Excerpted records ▸
━━━━━━━━━━━━━━━━

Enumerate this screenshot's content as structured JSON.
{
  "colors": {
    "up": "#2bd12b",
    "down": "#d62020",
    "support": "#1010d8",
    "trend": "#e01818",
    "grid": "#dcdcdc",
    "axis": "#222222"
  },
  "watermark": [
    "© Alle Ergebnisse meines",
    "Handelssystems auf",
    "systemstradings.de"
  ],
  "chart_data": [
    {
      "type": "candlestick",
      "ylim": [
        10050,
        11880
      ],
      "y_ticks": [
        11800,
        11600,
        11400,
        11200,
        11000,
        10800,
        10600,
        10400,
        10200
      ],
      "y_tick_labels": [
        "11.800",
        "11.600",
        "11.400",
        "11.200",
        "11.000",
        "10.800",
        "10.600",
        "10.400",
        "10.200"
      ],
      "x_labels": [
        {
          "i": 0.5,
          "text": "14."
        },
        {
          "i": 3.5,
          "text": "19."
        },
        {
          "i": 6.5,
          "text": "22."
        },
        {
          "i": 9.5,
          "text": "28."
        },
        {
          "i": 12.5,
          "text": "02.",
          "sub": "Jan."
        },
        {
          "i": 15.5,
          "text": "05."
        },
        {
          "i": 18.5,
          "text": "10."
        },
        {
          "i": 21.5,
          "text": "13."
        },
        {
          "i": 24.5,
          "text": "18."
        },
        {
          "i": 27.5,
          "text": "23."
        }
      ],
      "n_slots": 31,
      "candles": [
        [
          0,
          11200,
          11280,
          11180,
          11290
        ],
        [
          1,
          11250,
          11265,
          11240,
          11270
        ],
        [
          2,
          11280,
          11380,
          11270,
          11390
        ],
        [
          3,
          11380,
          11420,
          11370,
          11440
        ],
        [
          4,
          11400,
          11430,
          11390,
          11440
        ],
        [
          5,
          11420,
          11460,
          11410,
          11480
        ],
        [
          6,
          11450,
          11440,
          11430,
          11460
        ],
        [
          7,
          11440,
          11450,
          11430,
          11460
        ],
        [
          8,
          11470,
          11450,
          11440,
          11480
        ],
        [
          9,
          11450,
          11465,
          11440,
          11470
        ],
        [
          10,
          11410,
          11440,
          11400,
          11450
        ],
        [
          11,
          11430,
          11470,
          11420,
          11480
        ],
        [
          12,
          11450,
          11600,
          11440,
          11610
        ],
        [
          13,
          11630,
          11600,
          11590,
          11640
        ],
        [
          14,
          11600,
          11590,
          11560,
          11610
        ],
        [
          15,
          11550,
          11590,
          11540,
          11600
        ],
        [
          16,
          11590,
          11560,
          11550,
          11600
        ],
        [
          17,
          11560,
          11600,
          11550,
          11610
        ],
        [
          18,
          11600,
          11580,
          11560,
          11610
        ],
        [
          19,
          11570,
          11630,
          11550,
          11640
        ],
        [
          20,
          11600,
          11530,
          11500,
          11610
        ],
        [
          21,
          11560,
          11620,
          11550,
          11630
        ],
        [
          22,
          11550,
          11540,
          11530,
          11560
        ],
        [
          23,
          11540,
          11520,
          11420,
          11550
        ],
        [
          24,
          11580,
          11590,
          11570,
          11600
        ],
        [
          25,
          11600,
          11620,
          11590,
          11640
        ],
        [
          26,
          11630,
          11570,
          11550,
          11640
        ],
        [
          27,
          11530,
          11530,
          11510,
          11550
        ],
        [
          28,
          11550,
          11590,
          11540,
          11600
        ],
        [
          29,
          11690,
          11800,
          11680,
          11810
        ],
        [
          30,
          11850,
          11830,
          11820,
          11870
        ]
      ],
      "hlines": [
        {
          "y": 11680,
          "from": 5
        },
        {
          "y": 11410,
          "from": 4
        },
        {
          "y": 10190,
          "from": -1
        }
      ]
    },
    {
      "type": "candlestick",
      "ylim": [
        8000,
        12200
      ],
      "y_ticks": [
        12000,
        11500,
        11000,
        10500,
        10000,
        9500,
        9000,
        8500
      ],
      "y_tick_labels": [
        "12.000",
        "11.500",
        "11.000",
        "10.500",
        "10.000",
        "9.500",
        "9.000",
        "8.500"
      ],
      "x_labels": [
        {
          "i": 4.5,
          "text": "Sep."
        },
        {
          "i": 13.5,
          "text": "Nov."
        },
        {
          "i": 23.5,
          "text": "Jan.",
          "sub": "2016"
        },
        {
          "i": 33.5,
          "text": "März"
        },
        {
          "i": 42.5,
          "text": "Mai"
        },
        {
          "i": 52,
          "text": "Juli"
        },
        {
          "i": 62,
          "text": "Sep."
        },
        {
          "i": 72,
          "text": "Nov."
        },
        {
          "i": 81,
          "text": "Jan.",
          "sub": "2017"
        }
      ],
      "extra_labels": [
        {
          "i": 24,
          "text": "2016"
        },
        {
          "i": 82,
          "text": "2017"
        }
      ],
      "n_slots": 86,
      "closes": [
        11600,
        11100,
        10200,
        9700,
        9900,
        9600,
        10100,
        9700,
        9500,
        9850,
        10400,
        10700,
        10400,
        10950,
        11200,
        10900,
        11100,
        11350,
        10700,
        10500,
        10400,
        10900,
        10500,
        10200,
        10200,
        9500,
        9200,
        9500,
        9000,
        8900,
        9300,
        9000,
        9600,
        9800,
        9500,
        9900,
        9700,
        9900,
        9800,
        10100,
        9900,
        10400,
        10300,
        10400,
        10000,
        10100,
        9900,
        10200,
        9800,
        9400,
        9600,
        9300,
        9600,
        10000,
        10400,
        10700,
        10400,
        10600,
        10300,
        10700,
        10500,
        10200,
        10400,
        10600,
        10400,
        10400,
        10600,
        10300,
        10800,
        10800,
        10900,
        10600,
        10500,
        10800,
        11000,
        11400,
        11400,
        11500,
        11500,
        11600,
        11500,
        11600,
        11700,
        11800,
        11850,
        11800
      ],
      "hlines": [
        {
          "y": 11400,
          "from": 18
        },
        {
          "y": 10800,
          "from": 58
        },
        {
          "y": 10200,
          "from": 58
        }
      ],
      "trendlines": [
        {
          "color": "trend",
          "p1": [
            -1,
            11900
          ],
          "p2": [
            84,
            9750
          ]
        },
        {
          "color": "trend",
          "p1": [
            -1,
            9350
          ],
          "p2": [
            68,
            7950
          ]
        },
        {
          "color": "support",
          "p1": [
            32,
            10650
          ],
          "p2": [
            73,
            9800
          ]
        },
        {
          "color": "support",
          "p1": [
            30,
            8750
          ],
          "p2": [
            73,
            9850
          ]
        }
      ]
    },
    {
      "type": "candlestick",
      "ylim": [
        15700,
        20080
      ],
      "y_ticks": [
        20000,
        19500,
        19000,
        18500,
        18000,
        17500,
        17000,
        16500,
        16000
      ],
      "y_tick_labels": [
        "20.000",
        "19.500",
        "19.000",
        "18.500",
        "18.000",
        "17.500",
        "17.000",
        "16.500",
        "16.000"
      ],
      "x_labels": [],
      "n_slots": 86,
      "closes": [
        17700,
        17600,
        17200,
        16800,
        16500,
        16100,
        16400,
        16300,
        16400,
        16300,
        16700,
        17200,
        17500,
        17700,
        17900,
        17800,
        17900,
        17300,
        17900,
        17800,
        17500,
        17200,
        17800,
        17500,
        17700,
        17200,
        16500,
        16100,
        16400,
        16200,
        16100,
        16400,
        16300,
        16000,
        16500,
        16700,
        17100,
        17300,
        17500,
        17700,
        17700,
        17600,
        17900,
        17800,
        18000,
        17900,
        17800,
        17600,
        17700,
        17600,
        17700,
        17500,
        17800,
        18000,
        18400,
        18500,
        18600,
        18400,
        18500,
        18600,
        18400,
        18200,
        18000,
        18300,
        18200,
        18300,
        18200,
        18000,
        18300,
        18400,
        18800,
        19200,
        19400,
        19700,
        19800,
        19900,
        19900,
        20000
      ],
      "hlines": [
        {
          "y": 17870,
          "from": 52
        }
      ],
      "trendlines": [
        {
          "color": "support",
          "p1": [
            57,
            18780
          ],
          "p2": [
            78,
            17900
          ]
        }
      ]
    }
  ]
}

━━━━━━━━━━━━━━━━

Exercise task ▸ Using the records above, list each line that includes "from".

Exercise response ▸
          "from": 5
          "from": 4
          "from": -1
          "from": 18
          "from": 58
          "from": 58
          "from": 52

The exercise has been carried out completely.